— SET EXERCISE —
Copy out every line exactly as given.

Excerpts from a figure dataset:
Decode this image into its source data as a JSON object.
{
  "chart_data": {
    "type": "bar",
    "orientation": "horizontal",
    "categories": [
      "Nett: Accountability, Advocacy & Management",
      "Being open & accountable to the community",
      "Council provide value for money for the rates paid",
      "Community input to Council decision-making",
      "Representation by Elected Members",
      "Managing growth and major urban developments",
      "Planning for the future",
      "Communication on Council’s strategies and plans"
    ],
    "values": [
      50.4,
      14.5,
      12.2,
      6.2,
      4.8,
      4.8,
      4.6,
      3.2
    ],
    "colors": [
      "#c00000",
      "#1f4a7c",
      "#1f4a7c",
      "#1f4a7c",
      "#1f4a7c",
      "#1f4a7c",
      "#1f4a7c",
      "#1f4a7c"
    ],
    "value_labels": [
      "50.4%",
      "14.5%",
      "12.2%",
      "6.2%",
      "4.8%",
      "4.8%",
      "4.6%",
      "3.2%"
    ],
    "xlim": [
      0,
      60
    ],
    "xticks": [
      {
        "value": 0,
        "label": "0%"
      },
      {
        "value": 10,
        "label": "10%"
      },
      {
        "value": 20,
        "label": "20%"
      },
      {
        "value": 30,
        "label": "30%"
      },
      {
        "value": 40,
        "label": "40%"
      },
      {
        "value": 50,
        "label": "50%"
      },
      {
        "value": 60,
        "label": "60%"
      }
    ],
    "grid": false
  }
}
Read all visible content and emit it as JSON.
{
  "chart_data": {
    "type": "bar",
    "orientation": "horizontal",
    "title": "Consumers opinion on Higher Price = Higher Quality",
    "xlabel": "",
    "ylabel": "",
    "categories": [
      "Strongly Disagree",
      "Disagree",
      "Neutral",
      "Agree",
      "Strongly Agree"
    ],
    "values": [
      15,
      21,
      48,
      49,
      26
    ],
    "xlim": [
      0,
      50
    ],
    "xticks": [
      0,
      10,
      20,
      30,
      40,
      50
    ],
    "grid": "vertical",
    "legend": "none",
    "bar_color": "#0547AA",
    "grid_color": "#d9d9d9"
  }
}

— OUTPUT FOR THIS TASK —
Decode this image into its source data as a JSON object.
{
  "chart_data": {
    "type": "bar",
    "orientation": "horizontal",
    "categories": [
      "Nett: Accountability, Advocacy & Management",
      "Being open & accountable to the community",
      "Council provide value for money for the rates paid",
      "Community input to Council decision-making",
      "Representation by Elected Members",
      "Managing growth and major urban developments",
      "Planning for the future",
      "Communication on Council’s strategies and plans"
    ],
    "values": [
      50.4,
      14.5,
      12.2,
      6.2,
      4.8,
      4.8,
      4.6,
      3.2
    ],
    "colors": [
      "#c00000",
      "#1f4a7c",
      "#1f4a7c",
      "#1f4a7c",
      "#1f4a7c",
      "#1f4a7c",
      "#1f4a7c",
      "#1f4a7c"
    ],
    "value_labels": [
      "50.4%",
      "14.5%",
      "12.2%",
      "6.2%",
      "4.8%",
      "4.8%",
      "4.6%",
      "3.2%"
    ],
    "xlim": [
      0,
      60
    ],
    "xticks": [
      {
        "value": 0,
        "label": "0%"
      },
      {
        "value": 10,
        "label": "10%"
      },
      {
        "value": 20,
        "label": "20%"
      },
      {
        "value": 30,
        "label": "30%"
      },
      {
        "value": 40,
        "label": "40%"
      },
      {
        "value": 50,
        "label": "50%"
      },
      {
        "value": 60,
        "label": "60%"
      }
    ],
    "grid": false
  }
}
Read all visible content and emit it as JSON.
{
  "chart_data": {
    "type": "bar",
    "orientation": "horizontal",
    "title": "Consumers opinion on Higher Price = Higher Quality",
    "xlabel": "",
    "ylabel": "",
    "categories": [
      "Strongly Disagree",
      "Disagree",
      "Neutral",
      "Agree",
      "Strongly Agree"
    ],
    "values": [
      15,
      21,
      48,
      49,
      26
    ],
    "xlim": [
      0,
      50
    ],
    "xticks": [
      0,
      10,
      20,
      30,
      40,
      50
    ],
    "grid": "vertical",
    "legend": "none",
    "bar_color": "#0547AA",
    "grid_color": "#d9d9d9"
  }
}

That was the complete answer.